**AIM OF THE TASK:** Lines from the entries below that hold "European" form the answer; copy all of them.

(Stored data entries)

================

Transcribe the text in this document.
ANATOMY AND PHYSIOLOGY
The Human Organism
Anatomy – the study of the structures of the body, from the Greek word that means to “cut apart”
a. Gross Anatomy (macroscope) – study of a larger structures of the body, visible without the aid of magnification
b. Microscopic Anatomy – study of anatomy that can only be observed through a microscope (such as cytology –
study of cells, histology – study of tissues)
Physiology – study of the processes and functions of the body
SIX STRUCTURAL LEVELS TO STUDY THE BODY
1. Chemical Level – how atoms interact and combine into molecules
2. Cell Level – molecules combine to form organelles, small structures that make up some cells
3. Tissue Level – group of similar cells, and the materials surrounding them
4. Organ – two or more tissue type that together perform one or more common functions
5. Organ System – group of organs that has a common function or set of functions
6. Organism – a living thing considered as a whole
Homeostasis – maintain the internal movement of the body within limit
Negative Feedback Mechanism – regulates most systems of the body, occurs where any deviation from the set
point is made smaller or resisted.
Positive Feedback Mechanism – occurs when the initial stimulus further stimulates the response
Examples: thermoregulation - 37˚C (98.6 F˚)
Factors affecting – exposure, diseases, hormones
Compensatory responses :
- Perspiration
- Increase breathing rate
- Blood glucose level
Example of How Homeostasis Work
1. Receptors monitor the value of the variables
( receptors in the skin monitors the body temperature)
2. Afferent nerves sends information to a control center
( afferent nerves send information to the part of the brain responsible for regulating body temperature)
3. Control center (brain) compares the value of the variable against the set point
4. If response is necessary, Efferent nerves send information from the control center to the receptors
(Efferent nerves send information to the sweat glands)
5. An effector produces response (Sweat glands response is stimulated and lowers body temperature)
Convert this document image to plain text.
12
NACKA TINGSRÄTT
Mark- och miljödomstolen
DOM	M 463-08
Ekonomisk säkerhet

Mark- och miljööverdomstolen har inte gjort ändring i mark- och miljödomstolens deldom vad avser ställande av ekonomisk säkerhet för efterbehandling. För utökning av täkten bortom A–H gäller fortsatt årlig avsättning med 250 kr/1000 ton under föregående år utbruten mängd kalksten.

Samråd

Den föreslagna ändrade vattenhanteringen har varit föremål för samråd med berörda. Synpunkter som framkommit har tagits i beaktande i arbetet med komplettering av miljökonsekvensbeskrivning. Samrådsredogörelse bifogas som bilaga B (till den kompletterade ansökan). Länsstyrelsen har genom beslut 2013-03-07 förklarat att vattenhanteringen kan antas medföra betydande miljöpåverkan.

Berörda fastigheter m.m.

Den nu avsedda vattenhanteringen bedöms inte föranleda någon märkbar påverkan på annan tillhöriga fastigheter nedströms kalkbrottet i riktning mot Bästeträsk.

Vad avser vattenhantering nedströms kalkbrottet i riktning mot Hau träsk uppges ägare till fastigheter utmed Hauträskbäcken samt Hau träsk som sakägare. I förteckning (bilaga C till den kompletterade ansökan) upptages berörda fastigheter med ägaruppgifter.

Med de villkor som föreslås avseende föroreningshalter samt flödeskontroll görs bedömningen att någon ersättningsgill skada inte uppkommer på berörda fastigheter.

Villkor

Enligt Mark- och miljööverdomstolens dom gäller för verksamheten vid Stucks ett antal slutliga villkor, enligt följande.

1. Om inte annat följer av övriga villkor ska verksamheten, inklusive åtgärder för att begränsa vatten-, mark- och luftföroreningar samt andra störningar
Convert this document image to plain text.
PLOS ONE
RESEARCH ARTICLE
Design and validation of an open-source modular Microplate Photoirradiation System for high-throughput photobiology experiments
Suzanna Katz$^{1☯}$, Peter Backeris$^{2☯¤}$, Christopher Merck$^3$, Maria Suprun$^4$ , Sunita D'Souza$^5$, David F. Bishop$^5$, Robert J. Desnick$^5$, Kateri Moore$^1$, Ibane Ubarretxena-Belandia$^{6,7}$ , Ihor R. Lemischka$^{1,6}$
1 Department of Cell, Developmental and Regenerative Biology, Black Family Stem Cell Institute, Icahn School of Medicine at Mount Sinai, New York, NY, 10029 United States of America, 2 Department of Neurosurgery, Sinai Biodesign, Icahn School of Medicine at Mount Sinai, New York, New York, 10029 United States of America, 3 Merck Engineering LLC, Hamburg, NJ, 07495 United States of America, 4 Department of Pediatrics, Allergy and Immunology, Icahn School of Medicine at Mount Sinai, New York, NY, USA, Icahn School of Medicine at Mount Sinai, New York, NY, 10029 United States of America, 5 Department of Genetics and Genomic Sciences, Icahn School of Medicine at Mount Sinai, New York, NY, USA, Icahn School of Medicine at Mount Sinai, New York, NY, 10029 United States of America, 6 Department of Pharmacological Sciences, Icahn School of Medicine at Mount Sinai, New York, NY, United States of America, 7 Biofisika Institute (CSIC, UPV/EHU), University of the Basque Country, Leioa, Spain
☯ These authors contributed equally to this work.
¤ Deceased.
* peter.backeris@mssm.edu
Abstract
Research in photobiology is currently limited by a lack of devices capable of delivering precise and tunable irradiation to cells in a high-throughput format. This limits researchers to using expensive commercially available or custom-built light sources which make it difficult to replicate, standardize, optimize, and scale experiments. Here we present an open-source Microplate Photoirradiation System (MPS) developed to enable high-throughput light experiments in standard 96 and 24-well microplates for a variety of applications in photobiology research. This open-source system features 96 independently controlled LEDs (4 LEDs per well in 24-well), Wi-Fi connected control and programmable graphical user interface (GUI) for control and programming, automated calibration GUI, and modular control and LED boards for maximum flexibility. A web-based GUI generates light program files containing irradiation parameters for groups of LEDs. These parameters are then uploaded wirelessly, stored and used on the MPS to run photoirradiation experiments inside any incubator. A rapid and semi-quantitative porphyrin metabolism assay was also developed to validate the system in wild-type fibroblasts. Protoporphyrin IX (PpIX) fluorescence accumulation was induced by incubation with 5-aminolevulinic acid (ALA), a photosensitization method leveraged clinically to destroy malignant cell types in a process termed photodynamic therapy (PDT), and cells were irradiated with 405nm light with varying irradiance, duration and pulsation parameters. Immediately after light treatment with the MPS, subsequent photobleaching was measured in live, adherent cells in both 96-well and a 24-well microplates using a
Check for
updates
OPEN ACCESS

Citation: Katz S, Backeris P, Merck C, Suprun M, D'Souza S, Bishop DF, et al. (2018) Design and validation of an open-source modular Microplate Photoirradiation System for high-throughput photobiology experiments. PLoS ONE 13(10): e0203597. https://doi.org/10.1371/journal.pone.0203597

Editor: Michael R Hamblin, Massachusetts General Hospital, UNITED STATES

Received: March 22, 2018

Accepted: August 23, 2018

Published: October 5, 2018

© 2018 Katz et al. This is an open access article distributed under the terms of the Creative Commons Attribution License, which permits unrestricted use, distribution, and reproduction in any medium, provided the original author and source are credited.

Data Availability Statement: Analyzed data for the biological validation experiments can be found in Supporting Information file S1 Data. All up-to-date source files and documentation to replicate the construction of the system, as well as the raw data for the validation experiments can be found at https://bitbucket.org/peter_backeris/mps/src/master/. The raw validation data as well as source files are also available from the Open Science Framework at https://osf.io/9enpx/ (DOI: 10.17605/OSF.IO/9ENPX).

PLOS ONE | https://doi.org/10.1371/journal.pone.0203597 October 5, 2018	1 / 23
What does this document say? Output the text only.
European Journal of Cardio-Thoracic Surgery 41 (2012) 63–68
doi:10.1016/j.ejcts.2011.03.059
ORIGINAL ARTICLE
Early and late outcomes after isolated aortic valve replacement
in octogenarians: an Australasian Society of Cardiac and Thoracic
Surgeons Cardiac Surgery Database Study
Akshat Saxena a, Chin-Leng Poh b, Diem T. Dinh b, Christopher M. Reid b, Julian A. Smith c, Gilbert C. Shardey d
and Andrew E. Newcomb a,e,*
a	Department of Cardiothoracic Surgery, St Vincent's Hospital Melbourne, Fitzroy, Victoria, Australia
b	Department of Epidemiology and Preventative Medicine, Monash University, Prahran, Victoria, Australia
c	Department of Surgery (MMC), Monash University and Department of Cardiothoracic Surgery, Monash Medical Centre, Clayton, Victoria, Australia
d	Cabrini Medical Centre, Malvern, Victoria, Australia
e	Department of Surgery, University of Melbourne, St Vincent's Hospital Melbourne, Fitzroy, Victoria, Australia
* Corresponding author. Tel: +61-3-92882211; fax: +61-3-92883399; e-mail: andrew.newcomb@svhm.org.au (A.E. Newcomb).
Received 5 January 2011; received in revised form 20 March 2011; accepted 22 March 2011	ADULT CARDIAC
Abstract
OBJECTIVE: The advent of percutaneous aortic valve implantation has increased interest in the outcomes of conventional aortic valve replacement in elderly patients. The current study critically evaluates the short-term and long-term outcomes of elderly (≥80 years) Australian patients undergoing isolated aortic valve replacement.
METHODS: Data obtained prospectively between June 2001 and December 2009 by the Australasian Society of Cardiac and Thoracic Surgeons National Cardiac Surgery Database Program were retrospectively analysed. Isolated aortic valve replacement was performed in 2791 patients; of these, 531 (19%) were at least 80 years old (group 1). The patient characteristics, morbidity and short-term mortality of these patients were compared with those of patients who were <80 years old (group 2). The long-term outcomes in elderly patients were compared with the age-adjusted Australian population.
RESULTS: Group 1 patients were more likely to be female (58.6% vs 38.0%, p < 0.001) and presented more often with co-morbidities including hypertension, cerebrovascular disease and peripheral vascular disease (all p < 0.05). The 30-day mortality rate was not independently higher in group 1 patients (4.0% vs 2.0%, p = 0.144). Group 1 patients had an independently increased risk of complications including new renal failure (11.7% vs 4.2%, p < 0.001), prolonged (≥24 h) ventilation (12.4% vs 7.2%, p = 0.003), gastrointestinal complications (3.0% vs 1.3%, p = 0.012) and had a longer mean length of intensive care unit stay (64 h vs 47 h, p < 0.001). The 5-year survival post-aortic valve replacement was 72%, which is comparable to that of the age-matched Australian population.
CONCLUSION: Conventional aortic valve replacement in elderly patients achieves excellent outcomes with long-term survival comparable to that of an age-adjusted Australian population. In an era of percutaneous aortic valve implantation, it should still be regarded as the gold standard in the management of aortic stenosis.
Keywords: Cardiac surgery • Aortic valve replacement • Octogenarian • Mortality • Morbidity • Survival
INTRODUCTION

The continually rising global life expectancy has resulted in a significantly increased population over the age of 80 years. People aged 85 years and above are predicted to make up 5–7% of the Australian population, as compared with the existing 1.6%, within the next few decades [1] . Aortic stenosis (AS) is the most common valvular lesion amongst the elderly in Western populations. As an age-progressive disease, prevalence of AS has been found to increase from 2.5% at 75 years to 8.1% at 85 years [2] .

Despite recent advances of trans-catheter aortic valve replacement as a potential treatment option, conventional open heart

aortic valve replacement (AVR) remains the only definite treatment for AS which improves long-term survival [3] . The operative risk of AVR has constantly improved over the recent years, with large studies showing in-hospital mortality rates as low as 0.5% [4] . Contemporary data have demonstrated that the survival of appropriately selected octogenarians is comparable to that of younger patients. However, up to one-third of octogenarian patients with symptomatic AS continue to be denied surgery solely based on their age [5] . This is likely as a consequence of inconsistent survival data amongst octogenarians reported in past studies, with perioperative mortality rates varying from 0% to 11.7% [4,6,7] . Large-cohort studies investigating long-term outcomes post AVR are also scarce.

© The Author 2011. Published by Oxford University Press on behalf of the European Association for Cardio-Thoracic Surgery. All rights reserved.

================

**PROBLEM SOLUTION:**
European Journal of Cardio-Thoracic Surgery 41 (2012) 63–68
© The Author 2011. Published by Oxford University Press on behalf of the European Association for Cardio-Thoracic Surgery. All rights reserved.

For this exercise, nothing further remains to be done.